WHAT IS EXPECTED :: Output the data that follows exactly, line for line.

— start of INPUT FOR THIS TASK —

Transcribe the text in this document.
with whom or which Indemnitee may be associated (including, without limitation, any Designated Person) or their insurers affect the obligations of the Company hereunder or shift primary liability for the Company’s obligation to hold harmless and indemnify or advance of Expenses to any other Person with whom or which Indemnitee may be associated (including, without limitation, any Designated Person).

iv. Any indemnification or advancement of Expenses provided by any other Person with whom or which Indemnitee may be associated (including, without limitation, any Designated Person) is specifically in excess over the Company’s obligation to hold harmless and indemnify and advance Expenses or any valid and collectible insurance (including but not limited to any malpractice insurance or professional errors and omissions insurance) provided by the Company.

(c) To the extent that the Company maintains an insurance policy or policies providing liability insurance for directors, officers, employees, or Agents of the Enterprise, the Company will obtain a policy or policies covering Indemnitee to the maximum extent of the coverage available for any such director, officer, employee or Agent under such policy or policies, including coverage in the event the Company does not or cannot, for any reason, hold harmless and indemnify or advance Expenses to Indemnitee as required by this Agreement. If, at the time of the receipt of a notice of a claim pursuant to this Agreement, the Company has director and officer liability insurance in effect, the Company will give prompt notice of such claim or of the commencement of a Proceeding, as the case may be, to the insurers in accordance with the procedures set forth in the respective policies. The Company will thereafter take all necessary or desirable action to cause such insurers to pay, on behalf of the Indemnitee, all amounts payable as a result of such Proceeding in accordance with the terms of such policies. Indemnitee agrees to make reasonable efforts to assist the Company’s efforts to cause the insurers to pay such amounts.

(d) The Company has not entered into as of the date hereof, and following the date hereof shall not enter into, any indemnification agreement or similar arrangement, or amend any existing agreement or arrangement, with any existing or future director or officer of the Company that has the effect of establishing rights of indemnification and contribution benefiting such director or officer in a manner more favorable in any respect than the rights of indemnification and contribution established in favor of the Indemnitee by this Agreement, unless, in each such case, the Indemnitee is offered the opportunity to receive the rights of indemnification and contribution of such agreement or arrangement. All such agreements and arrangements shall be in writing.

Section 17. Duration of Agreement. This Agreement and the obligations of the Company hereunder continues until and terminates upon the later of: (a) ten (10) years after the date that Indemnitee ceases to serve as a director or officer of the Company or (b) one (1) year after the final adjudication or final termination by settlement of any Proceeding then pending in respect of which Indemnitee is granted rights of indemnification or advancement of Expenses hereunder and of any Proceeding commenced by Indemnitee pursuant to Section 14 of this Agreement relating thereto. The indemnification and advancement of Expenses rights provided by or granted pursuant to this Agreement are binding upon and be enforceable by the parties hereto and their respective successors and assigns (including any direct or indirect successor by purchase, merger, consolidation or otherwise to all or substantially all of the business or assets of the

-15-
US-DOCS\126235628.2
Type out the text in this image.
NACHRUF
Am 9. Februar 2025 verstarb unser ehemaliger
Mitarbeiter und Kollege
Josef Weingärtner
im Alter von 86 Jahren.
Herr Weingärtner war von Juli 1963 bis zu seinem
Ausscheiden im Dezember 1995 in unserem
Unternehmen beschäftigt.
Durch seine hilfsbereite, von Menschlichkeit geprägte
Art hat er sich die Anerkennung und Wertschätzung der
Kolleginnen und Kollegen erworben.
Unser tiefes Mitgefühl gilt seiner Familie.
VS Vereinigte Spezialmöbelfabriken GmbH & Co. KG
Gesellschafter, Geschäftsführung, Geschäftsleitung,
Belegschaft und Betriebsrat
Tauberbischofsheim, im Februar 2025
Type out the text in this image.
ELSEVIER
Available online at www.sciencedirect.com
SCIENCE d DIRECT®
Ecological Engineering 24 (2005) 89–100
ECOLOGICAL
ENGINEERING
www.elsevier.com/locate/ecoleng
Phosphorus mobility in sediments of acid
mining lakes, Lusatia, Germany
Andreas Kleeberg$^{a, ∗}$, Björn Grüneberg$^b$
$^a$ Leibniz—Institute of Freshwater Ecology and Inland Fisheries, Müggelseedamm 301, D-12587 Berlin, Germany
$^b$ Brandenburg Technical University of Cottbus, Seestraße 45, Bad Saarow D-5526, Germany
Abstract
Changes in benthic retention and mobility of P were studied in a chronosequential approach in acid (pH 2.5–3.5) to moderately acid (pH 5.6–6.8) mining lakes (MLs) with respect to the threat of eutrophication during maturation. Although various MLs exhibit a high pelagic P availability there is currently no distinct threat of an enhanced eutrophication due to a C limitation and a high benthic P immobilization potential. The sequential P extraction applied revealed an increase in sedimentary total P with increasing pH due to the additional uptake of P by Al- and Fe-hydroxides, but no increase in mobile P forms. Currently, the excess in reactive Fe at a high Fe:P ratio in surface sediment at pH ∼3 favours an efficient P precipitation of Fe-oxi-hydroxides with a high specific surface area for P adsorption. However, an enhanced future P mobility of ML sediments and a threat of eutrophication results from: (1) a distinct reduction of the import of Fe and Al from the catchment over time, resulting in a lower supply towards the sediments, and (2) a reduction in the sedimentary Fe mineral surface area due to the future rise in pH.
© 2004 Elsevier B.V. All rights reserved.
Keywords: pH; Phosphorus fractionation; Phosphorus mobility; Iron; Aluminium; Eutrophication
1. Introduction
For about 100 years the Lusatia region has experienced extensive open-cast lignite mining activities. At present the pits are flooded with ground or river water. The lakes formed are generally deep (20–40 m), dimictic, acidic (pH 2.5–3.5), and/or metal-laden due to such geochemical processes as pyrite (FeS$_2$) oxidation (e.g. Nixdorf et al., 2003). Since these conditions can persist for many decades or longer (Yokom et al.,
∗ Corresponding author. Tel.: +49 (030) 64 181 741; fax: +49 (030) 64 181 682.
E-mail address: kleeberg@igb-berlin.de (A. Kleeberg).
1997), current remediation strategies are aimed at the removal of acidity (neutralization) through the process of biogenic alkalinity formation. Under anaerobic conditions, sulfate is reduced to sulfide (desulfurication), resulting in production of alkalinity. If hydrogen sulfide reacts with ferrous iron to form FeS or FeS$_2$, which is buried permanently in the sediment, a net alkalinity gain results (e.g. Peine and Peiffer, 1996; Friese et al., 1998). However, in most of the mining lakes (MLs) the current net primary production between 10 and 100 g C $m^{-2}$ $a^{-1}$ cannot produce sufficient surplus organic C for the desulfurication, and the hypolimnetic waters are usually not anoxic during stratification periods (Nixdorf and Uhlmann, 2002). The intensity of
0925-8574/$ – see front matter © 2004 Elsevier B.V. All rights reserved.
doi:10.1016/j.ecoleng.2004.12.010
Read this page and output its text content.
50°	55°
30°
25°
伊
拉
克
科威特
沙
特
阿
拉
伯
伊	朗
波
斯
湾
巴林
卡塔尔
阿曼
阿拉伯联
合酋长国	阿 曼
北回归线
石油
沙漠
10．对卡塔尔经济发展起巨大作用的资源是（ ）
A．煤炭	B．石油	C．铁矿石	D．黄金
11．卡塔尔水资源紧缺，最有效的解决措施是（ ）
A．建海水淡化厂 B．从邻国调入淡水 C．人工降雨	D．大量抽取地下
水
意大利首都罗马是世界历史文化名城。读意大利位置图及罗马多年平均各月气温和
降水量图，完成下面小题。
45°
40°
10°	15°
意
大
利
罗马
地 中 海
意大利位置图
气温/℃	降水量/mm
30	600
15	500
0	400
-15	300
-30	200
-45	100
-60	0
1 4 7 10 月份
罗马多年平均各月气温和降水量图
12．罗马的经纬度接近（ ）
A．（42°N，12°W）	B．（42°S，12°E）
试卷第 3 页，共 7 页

— end of INPUT FOR THIS TASK —

REPLY TO THE EXERCISE ::
Transcribe the text in this document.
with whom or which Indemnitee may be associated (including, without limitation, any Designated Person) or their insurers affect the obligations of the Company hereunder or shift primary liability for the Company’s obligation to hold harmless and indemnify or advance of Expenses to any other Person with whom or which Indemnitee may be associated (including, without limitation, any Designated Person).

iv. Any indemnification or advancement of Expenses provided by any other Person with whom or which Indemnitee may be associated (including, without limitation, any Designated Person) is specifically in excess over the Company’s obligation to hold harmless and indemnify and advance Expenses or any valid and collectible insurance (including but not limited to any malpractice insurance or professional errors and omissions insurance) provided by the Company.

(c) To the extent that the Company maintains an insurance policy or policies providing liability insurance for directors, officers, employees, or Agents of the Enterprise, the Company will obtain a policy or policies covering Indemnitee to the maximum extent of the coverage available for any such director, officer, employee or Agent under such policy or policies, including coverage in the event the Company does not or cannot, for any reason, hold harmless and indemnify or advance Expenses to Indemnitee as required by this Agreement. If, at the time of the receipt of a notice of a claim pursuant to this Agreement, the Company has director and officer liability insurance in effect, the Company will give prompt notice of such claim or of the commencement of a Proceeding, as the case may be, to the insurers in accordance with the procedures set forth in the respective policies. The Company will thereafter take all necessary or desirable action to cause such insurers to pay, on behalf of the Indemnitee, all amounts payable as a result of such Proceeding in accordance with the terms of such policies. Indemnitee agrees to make reasonable efforts to assist the Company’s efforts to cause the insurers to pay such amounts.

(d) The Company has not entered into as of the date hereof, and following the date hereof shall not enter into, any indemnification agreement or similar arrangement, or amend any existing agreement or arrangement, with any existing or future director or officer of the Company that has the effect of establishing rights of indemnification and contribution benefiting such director or officer in a manner more favorable in any respect than the rights of indemnification and contribution established in favor of the Indemnitee by this Agreement, unless, in each such case, the Indemnitee is offered the opportunity to receive the rights of indemnification and contribution of such agreement or arrangement. All such agreements and arrangements shall be in writing.

Section 17. Duration of Agreement. This Agreement and the obligations of the Company hereunder continues until and terminates upon the later of: (a) ten (10) years after the date that Indemnitee ceases to serve as a director or officer of the Company or (b) one (1) year after the final adjudication or final termination by settlement of any Proceeding then pending in respect of which Indemnitee is granted rights of indemnification or advancement of Expenses hereunder and of any Proceeding commenced by Indemnitee pursuant to Section 14 of this Agreement relating thereto. The indemnification and advancement of Expenses rights provided by or granted pursuant to this Agreement are binding upon and be enforceable by the parties hereto and their respective successors and assigns (including any direct or indirect successor by purchase, merger, consolidation or otherwise to all or substantially all of the business or assets of the

-15-
US-DOCS\126235628.2
Type out the text in this image.
NACHRUF
Am 9. Februar 2025 verstarb unser ehemaliger
Mitarbeiter und Kollege
Josef Weingärtner
im Alter von 86 Jahren.
Herr Weingärtner war von Juli 1963 bis zu seinem
Ausscheiden im Dezember 1995 in unserem
Unternehmen beschäftigt.
Durch seine hilfsbereite, von Menschlichkeit geprägte
Art hat er sich die Anerkennung und Wertschätzung der
Kolleginnen und Kollegen erworben.
Unser tiefes Mitgefühl gilt seiner Familie.
VS Vereinigte Spezialmöbelfabriken GmbH & Co. KG
Gesellschafter, Geschäftsführung, Geschäftsleitung,
Belegschaft und Betriebsrat
Tauberbischofsheim, im Februar 2025
Type out the text in this image.
ELSEVIER
Available online at www.sciencedirect.com
SCIENCE d DIRECT®
Ecological Engineering 24 (2005) 89–100
ECOLOGICAL
ENGINEERING
www.elsevier.com/locate/ecoleng
Phosphorus mobility in sediments of acid
mining lakes, Lusatia, Germany
Andreas Kleeberg$^{a, ∗}$, Björn Grüneberg$^b$
$^a$ Leibniz—Institute of Freshwater Ecology and Inland Fisheries, Müggelseedamm 301, D-12587 Berlin, Germany
$^b$ Brandenburg Technical University of Cottbus, Seestraße 45, Bad Saarow D-5526, Germany
Abstract
Changes in benthic retention and mobility of P were studied in a chronosequential approach in acid (pH 2.5–3.5) to moderately acid (pH 5.6–6.8) mining lakes (MLs) with respect to the threat of eutrophication during maturation. Although various MLs exhibit a high pelagic P availability there is currently no distinct threat of an enhanced eutrophication due to a C limitation and a high benthic P immobilization potential. The sequential P extraction applied revealed an increase in sedimentary total P with increasing pH due to the additional uptake of P by Al- and Fe-hydroxides, but no increase in mobile P forms. Currently, the excess in reactive Fe at a high Fe:P ratio in surface sediment at pH ∼3 favours an efficient P precipitation of Fe-oxi-hydroxides with a high specific surface area for P adsorption. However, an enhanced future P mobility of ML sediments and a threat of eutrophication results from: (1) a distinct reduction of the import of Fe and Al from the catchment over time, resulting in a lower supply towards the sediments, and (2) a reduction in the sedimentary Fe mineral surface area due to the future rise in pH.
© 2004 Elsevier B.V. All rights reserved.
Keywords: pH; Phosphorus fractionation; Phosphorus mobility; Iron; Aluminium; Eutrophication
1. Introduction
For about 100 years the Lusatia region has experienced extensive open-cast lignite mining activities. At present the pits are flooded with ground or river water. The lakes formed are generally deep (20–40 m), dimictic, acidic (pH 2.5–3.5), and/or metal-laden due to such geochemical processes as pyrite (FeS$_2$) oxidation (e.g. Nixdorf et al., 2003). Since these conditions can persist for many decades or longer (Yokom et al.,
∗ Corresponding author. Tel.: +49 (030) 64 181 741; fax: +49 (030) 64 181 682.
E-mail address: kleeberg@igb-berlin.de (A. Kleeberg).
1997), current remediation strategies are aimed at the removal of acidity (neutralization) through the process of biogenic alkalinity formation. Under anaerobic conditions, sulfate is reduced to sulfide (desulfurication), resulting in production of alkalinity. If hydrogen sulfide reacts with ferrous iron to form FeS or FeS$_2$, which is buried permanently in the sediment, a net alkalinity gain results (e.g. Peine and Peiffer, 1996; Friese et al., 1998). However, in most of the mining lakes (MLs) the current net primary production between 10 and 100 g C $m^{-2}$ $a^{-1}$ cannot produce sufficient surplus organic C for the desulfurication, and the hypolimnetic waters are usually not anoxic during stratification periods (Nixdorf and Uhlmann, 2002). The intensity of
0925-8574/$ – see front matter © 2004 Elsevier B.V. All rights reserved.
doi:10.1016/j.ecoleng.2004.12.010
Read this page and output its text content.
50°	55°
30°
25°
伊
拉
克
科威特
沙
特
阿
拉
伯
伊	朗
波
斯
湾
巴林
卡塔尔
阿曼
阿拉伯联
合酋长国	阿 曼
北回归线
石油
沙漠
10．对卡塔尔经济发展起巨大作用的资源是（ ）
A．煤炭	B．石油	C．铁矿石	D．黄金
11．卡塔尔水资源紧缺，最有效的解决措施是（ ）
A．建海水淡化厂 B．从邻国调入淡水 C．人工降雨	D．大量抽取地下
水
意大利首都罗马是世界历史文化名城。读意大利位置图及罗马多年平均各月气温和
降水量图，完成下面小题。
45°
40°
10°	15°
意
大
利
罗马
地 中 海
意大利位置图
气温/℃	降水量/mm
30	600
15	500
0	400
-15	300
-30	200
-45	100
-60	0
1 4 7 10 月份
罗马多年平均各月气温和降水量图
12．罗马的经纬度接近（ ）
A．（42°N，12°W）	B．（42°S，12°E）
试卷第 3 页，共 7 页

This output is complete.